INPUT ROWS:
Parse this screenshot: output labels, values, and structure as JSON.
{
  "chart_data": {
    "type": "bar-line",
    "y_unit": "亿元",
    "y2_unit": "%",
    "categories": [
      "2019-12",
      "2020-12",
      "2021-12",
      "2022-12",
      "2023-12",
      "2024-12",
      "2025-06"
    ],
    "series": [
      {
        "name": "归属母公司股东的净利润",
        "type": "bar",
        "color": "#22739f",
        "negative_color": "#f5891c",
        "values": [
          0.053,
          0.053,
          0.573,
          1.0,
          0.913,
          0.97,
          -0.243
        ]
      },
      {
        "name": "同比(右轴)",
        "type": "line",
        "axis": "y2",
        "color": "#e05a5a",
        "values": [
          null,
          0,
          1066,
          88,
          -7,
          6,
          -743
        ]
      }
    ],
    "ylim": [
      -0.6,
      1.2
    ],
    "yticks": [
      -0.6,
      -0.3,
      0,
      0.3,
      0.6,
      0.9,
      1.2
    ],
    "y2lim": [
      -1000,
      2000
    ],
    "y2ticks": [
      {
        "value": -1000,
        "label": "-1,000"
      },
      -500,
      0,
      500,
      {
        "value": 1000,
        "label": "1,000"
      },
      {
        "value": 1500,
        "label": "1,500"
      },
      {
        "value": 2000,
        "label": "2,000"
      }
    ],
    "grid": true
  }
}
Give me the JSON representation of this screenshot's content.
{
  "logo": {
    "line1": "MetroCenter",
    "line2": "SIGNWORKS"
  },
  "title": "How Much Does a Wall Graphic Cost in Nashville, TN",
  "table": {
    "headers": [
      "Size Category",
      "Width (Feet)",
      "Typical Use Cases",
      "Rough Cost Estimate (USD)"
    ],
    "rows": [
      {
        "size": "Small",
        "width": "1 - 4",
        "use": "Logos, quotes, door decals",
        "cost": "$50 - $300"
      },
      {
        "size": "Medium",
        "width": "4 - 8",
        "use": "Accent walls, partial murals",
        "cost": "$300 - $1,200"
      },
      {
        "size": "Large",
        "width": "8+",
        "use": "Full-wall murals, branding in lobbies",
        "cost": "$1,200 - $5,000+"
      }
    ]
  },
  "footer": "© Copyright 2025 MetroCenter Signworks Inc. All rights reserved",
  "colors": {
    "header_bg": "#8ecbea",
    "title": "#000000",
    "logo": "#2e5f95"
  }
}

WHAT YOU SHOULD DO: Return the line that contains "Give me the" and all lines after it, verbatim, and nothing else.

SOLUTION TO THIS EXERCISE:
Give me the JSON representation of this screenshot's content.
{
  "logo": {
    "line1": "MetroCenter",
    "line2": "SIGNWORKS"
  },
  "title": "How Much Does a Wall Graphic Cost in Nashville, TN",
  "table": {
    "headers": [
      "Size Category",
      "Width (Feet)",
      "Typical Use Cases",
      "Rough Cost Estimate (USD)"
    ],
    "rows": [
      {
        "size": "Small",
        "width": "1 - 4",
        "use": "Logos, quotes, door decals",
        "cost": "$50 - $300"
      },
      {
        "size": "Medium",
        "width": "4 - 8",
        "use": "Accent walls, partial murals",
        "cost": "$300 - $1,200"
      },
      {
        "size": "Large",
        "width": "8+",
        "use": "Full-wall murals, branding in lobbies",
        "cost": "$1,200 - $5,000+"
      }
    ]
  },
  "footer": "© Copyright 2025 MetroCenter Signworks Inc. All rights reserved",
  "colors": {
    "header_bg": "#8ecbea",
    "title": "#000000",
    "logo": "#2e5f95"
  }
}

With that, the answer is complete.